*RECORD SET*:
--

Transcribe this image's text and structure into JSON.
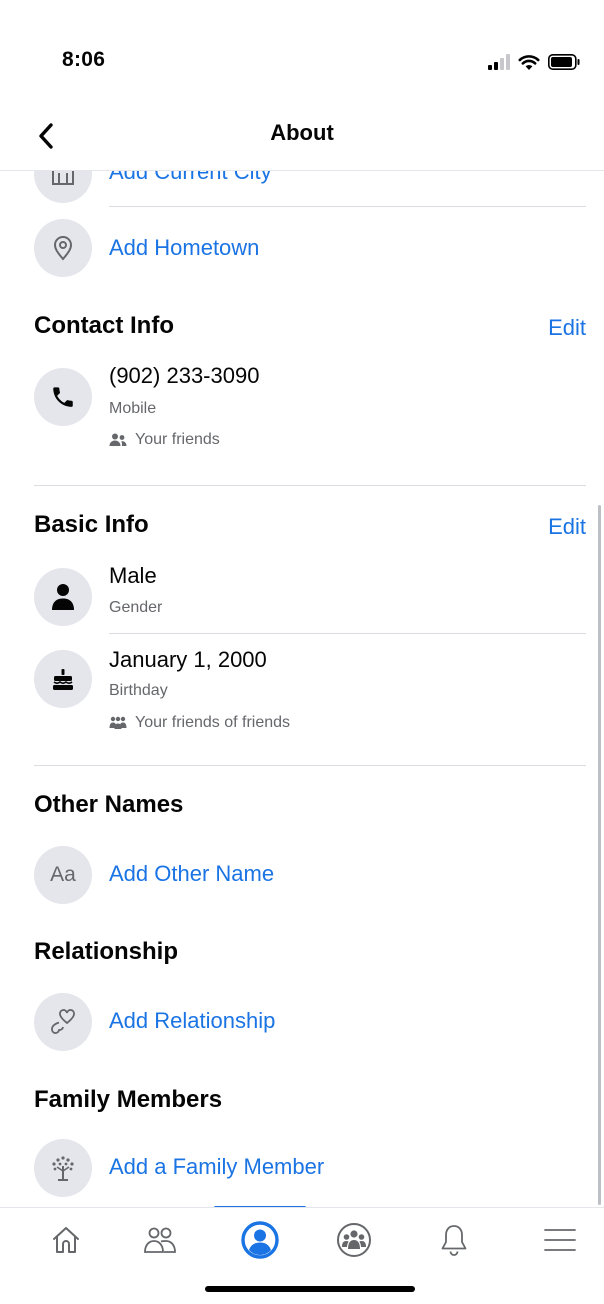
{
  "status_bar": {
    "time": "8:06"
  },
  "header": {
    "title": "About"
  },
  "places": {
    "current_city_label": "Add Current City",
    "hometown_label": "Add Hometown"
  },
  "contact_info": {
    "title": "Contact Info",
    "edit_label": "Edit",
    "phone": "(902) 233-3090",
    "phone_type": "Mobile",
    "privacy": "Your friends"
  },
  "basic_info": {
    "title": "Basic Info",
    "edit_label": "Edit",
    "gender": "Male",
    "gender_label": "Gender",
    "birthday": "January 1, 2000",
    "birthday_label": "Birthday",
    "birthday_privacy": "Your friends of friends"
  },
  "other_names": {
    "title": "Other Names",
    "add_label": "Add Other Name",
    "icon_text": "Aa"
  },
  "relationship": {
    "title": "Relationship",
    "add_label": "Add Relationship"
  },
  "family_members": {
    "title": "Family Members",
    "add_label": "Add a Family Member"
  },
  "tab_bar": {
    "tabs": [
      {
        "name": "home-icon"
      },
      {
        "name": "friends-icon"
      },
      {
        "name": "profile-icon",
        "active": true
      },
      {
        "name": "groups-icon"
      },
      {
        "name": "notifications-icon"
      },
      {
        "name": "menu-icon"
      }
    ]
  },
  "colors": {
    "accent": "#1b74e4",
    "icon_circle": "#e4e6eb",
    "secondary_text": "#65676b",
    "divider": "#dadde1"
  }
}
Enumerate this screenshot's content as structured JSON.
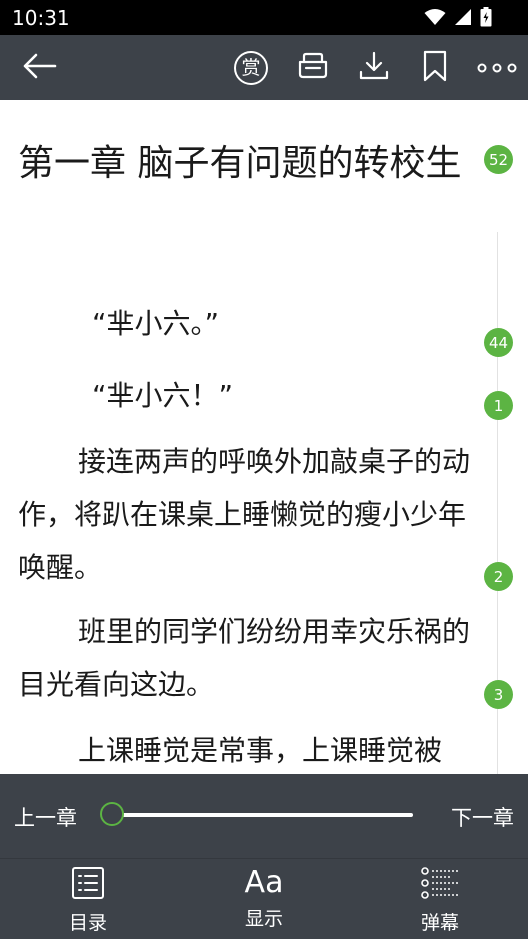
{
  "status": {
    "time": "10:31"
  },
  "icons": {
    "back": "arrow-left-icon",
    "reward": "reward-icon",
    "share": "share-icon",
    "download": "download-icon",
    "bookmark": "bookmark-icon",
    "more": "more-icon",
    "wifi": "wifi-icon",
    "signal": "signal-icon",
    "battery": "battery-icon"
  },
  "header": {
    "reward_label": "赏"
  },
  "chapter": {
    "title": "第一章 脑子有问题的转校生",
    "paragraphs": [
      "“芈小六。”",
      "“芈小六！”",
      "接连两声的呼唤外加敲桌子的动作，将趴在课桌上睡懒觉的瘦小少年唤醒。",
      "班里的同学们纷纷用幸灾乐祸的目光看向这边。",
      "上课睡觉是常事，上课睡觉被"
    ],
    "comment_counts": [
      "52",
      "44",
      "1",
      "2",
      "3"
    ]
  },
  "reader_nav": {
    "prev_label": "上一章",
    "next_label": "下一章",
    "progress_fraction": 0.0
  },
  "toolbar": {
    "items": [
      {
        "label": "目录",
        "icon": "toc-icon"
      },
      {
        "label": "显示",
        "icon": "font-display-icon",
        "glyph": "Aa"
      },
      {
        "label": "弹幕",
        "icon": "danmaku-icon"
      }
    ]
  },
  "colors": {
    "accent": "#5cb443",
    "toolbar_bg": "#3d4249",
    "status_bg": "#000000",
    "text": "#1a1a1a"
  }
}
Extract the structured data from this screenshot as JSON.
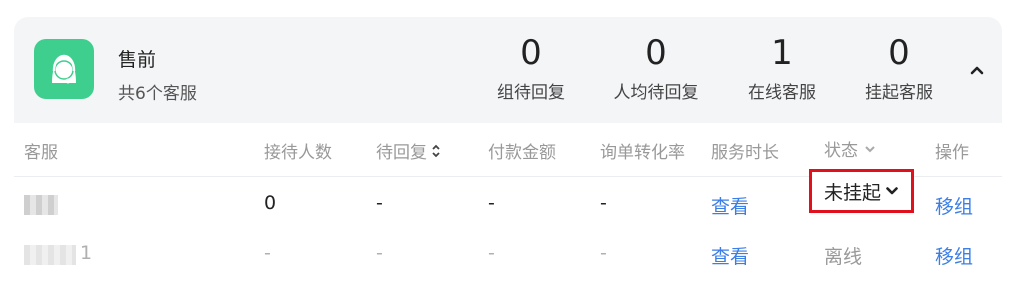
{
  "group": {
    "name": "售前",
    "subtitle": "共6个客服",
    "stats": [
      {
        "value": "0",
        "label": "组待回复"
      },
      {
        "value": "0",
        "label": "人均待回复"
      },
      {
        "value": "1",
        "label": "在线客服"
      },
      {
        "value": "0",
        "label": "挂起客服"
      }
    ],
    "collapse_icon": "chevron-up-icon",
    "avatar_icon": "agent-headset-icon",
    "avatar_color": "#3ecf8e"
  },
  "table": {
    "columns": {
      "agent": "客服",
      "received": "接待人数",
      "pending": "待回复",
      "payment": "付款金额",
      "conversion": "询单转化率",
      "duration": "服务时长",
      "status": "状态",
      "action": "操作"
    },
    "rows": [
      {
        "agent_suffix": "",
        "received": "0",
        "pending": "-",
        "payment": "-",
        "conversion": "-",
        "duration": "查看",
        "status": "未挂起",
        "action": "移组"
      },
      {
        "agent_suffix": "1",
        "received": "-",
        "pending": "-",
        "payment": "-",
        "conversion": "-",
        "duration": "查看",
        "status": "离线",
        "action": "移组"
      }
    ]
  },
  "colors": {
    "link": "#3a7ee6",
    "highlight_border": "#e0101c",
    "header_bg": "#f4f5f7"
  }
}
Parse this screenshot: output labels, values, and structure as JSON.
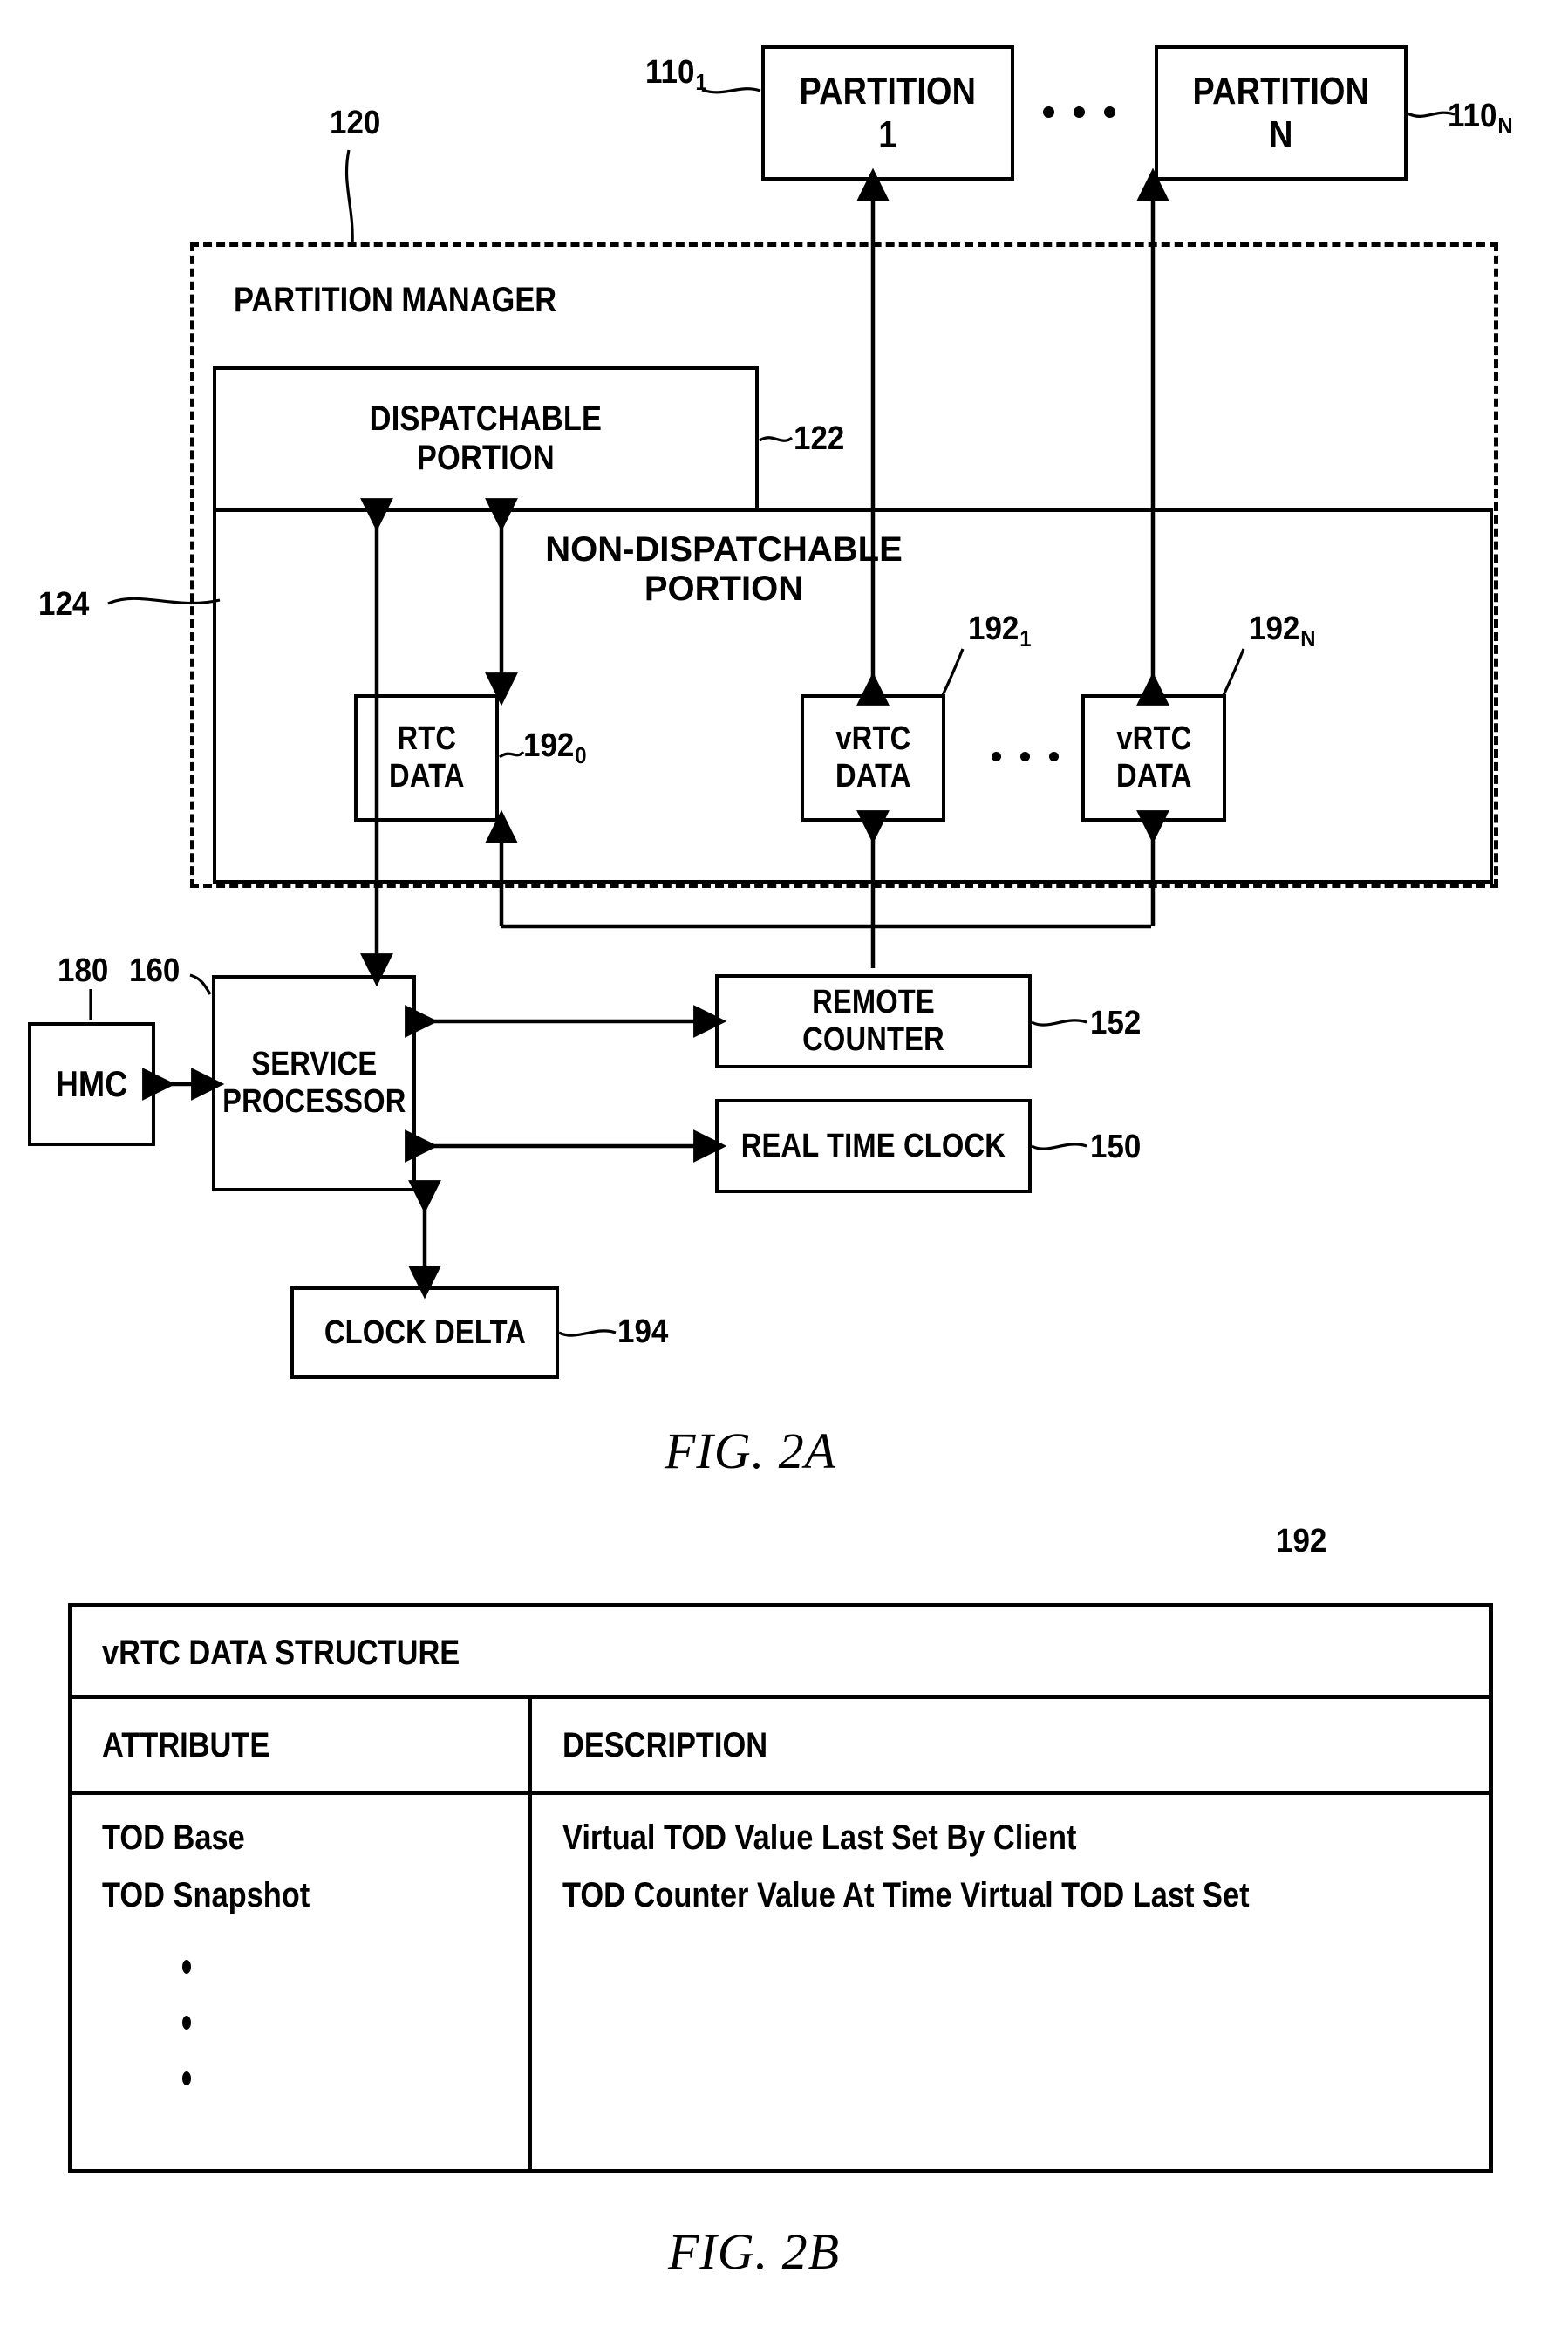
{
  "figures": {
    "fig2a_caption": "FIG. 2A",
    "fig2b_caption": "FIG. 2B"
  },
  "fig2a": {
    "partitions": [
      {
        "label": "PARTITION\n1",
        "ref": "110",
        "sub": "1"
      },
      {
        "label": "PARTITION\nN",
        "ref": "110",
        "sub": "N"
      }
    ],
    "partition_manager": {
      "title": "PARTITION MANAGER",
      "ref": "120",
      "dispatchable": {
        "label": "DISPATCHABLE\nPORTION",
        "ref": "122"
      },
      "non_dispatchable": {
        "label": "NON-DISPATCHABLE\nPORTION",
        "ref": "124"
      },
      "data_blocks": [
        {
          "label": "RTC\nDATA",
          "ref": "192",
          "sub": "0"
        },
        {
          "label": "vRTC\nDATA",
          "ref": "192",
          "sub": "1"
        },
        {
          "label": "vRTC\nDATA",
          "ref": "192",
          "sub": "N"
        }
      ]
    },
    "hmc": {
      "label": "HMC",
      "ref": "180"
    },
    "service_processor": {
      "label": "SERVICE\nPROCESSOR",
      "ref": "160"
    },
    "remote_counter": {
      "label": "REMOTE COUNTER",
      "ref": "152"
    },
    "real_time_clock": {
      "label": "REAL TIME CLOCK",
      "ref": "150"
    },
    "clock_delta": {
      "label": "CLOCK DELTA",
      "ref": "194"
    }
  },
  "fig2b": {
    "table_ref": "192",
    "title": "vRTC DATA STRUCTURE",
    "columns": [
      "ATTRIBUTE",
      "DESCRIPTION"
    ],
    "rows": [
      {
        "attribute": "TOD Base",
        "description": "Virtual TOD Value Last Set By Client"
      },
      {
        "attribute": "TOD Snapshot",
        "description": "TOD Counter Value At Time Virtual TOD Last Set"
      }
    ],
    "continuation": "vertical-ellipsis"
  }
}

--

*WHAT TO WORK ON*: The records above are to be restated exactly, without their pictures.

*RESULT*:
Transcribe this image's text and structure into JSON.
{
  "status_bar": {
    "time": "8:06"
  },
  "header": {
    "title": "About"
  },
  "places": {
    "current_city_label": "Add Current City",
    "hometown_label": "Add Hometown"
  },
  "contact_info": {
    "title": "Contact Info",
    "edit_label": "Edit",
    "phone": "(902) 233-3090",
    "phone_type": "Mobile",
    "privacy": "Your friends"
  },
  "basic_info": {
    "title": "Basic Info",
    "edit_label": "Edit",
    "gender": "Male",
    "gender_label": "Gender",
    "birthday": "January 1, 2000",
    "birthday_label": "Birthday",
    "birthday_privacy": "Your friends of friends"
  },
  "other_names": {
    "title": "Other Names",
    "add_label": "Add Other Name",
    "icon_text": "Aa"
  },
  "relationship": {
    "title": "Relationship",
    "add_label": "Add Relationship"
  },
  "family_members": {
    "title": "Family Members",
    "add_label": "Add a Family Member"
  },
  "tab_bar": {
    "tabs": [
      {
        "name": "home-icon"
      },
      {
        "name": "friends-icon"
      },
      {
        "name": "profile-icon",
        "active": true
      },
      {
        "name": "groups-icon"
      },
      {
        "name": "notifications-icon"
      },
      {
        "name": "menu-icon"
      }
    ]
  },
  "colors": {
    "accent": "#1b74e4",
    "icon_circle": "#e4e6eb",
    "secondary_text": "#65676b",
    "divider": "#dadde1"
  }
}
Enumerate this screenshot's content as structured JSON.
{
  "status": {
    "time": "10:31"
  },
  "icons": {
    "back": "arrow-left-icon",
    "reward": "reward-icon",
    "share": "share-icon",
    "download": "download-icon",
    "bookmark": "bookmark-icon",
    "more": "more-icon",
    "wifi": "wifi-icon",
    "signal": "signal-icon",
    "battery": "battery-icon"
  },
  "header": {
    "reward_label": "赏"
  },
  "chapter": {
    "title": "第一章 脑子有问题的转校生",
    "paragraphs": [
      "“芈小六。”",
      "“芈小六！”",
      "接连两声的呼唤外加敲桌子的动作，将趴在课桌上睡懒觉的瘦小少年唤醒。",
      "班里的同学们纷纷用幸灾乐祸的目光看向这边。",
      "上课睡觉是常事，上课睡觉被"
    ],
    "comment_counts": [
      "52",
      "44",
      "1",
      "2",
      "3"
    ]
  },
  "reader_nav": {
    "prev_label": "上一章",
    "next_label": "下一章",
    "progress_fraction": 0.0
  },
  "toolbar": {
    "items": [
      {
        "label": "目录",
        "icon": "toc-icon"
      },
      {
        "label": "显示",
        "icon": "font-display-icon",
        "glyph": "Aa"
      },
      {
        "label": "弹幕",
        "icon": "danmaku-icon"
      }
    ]
  },
  "colors": {
    "accent": "#5cb443",
    "toolbar_bg": "#3d4249",
    "status_bg": "#000000",
    "text": "#1a1a1a"
  }
}
Extract the structured data from this screenshot as JSON.
{
  "group": {
    "name": "售前",
    "subtitle": "共6个客服",
    "stats": [
      {
        "value": "0",
        "label": "组待回复"
      },
      {
        "value": "0",
        "label": "人均待回复"
      },
      {
        "value": "1",
        "label": "在线客服"
      },
      {
        "value": "0",
        "label": "挂起客服"
      }
    ],
    "collapse_icon": "chevron-up-icon",
    "avatar_icon": "agent-headset-icon",
    "avatar_color": "#3ecf8e"
  },
  "table": {
    "columns": {
      "agent": "客服",
      "received": "接待人数",
      "pending": "待回复",
      "payment": "付款金额",
      "conversion": "询单转化率",
      "duration": "服务时长",
      "status": "状态",
      "action": "操作"
    },
    "rows": [
      {
        "agent_suffix": "",
        "received": "0",
        "pending": "-",
        "payment": "-",
        "conversion": "-",
        "duration": "查看",
        "status": "未挂起",
        "action": "移组"
      },
      {
        "agent_suffix": "1",
        "received": "-",
        "pending": "-",
        "payment": "-",
        "conversion": "-",
        "duration": "查看",
        "status": "离线",
        "action": "移组"
      }
    ]
  },
  "colors": {
    "link": "#3a7ee6",
    "highlight_border": "#e0101c",
    "header_bg": "#f4f5f7"
  }
}
Parse this screenshot: output labels, values, and structure as JSON.
{
  "figures": {
    "fig2a_caption": "FIG. 2A",
    "fig2b_caption": "FIG. 2B"
  },
  "fig2a": {
    "partitions": [
      {
        "label": "PARTITION\n1",
        "ref": "110",
        "sub": "1"
      },
      {
        "label": "PARTITION\nN",
        "ref": "110",
        "sub": "N"
      }
    ],
    "partition_manager": {
      "title": "PARTITION MANAGER",
      "ref": "120",
      "dispatchable": {
        "label": "DISPATCHABLE\nPORTION",
        "ref": "122"
      },
      "non_dispatchable": {
        "label": "NON-DISPATCHABLE\nPORTION",
        "ref": "124"
      },
      "data_blocks": [
        {
          "label": "RTC\nDATA",
          "ref": "192",
          "sub": "0"
        },
        {
          "label": "vRTC\nDATA",
          "ref": "192",
          "sub": "1"
        },
        {
          "label": "vRTC\nDATA",
          "ref": "192",
          "sub": "N"
        }
      ]
    },
    "hmc": {
      "label": "HMC",
      "ref": "180"
    },
    "service_processor": {
      "label": "SERVICE\nPROCESSOR",
      "ref": "160"
    },
    "remote_counter": {
      "label": "REMOTE COUNTER",
      "ref": "152"
    },
    "real_time_clock": {
      "label": "REAL TIME CLOCK",
      "ref": "150"
    },
    "clock_delta": {
      "label": "CLOCK DELTA",
      "ref": "194"
    }
  },
  "fig2b": {
    "table_ref": "192",
    "title": "vRTC DATA STRUCTURE",
    "columns": [
      "ATTRIBUTE",
      "DESCRIPTION"
    ],
    "rows": [
      {
        "attribute": "TOD Base",
        "description": "Virtual TOD Value Last Set By Client"
      },
      {
        "attribute": "TOD Snapshot",
        "description": "TOD Counter Value At Time Virtual TOD Last Set"
      }
    ],
    "continuation": "vertical-ellipsis"
  }
}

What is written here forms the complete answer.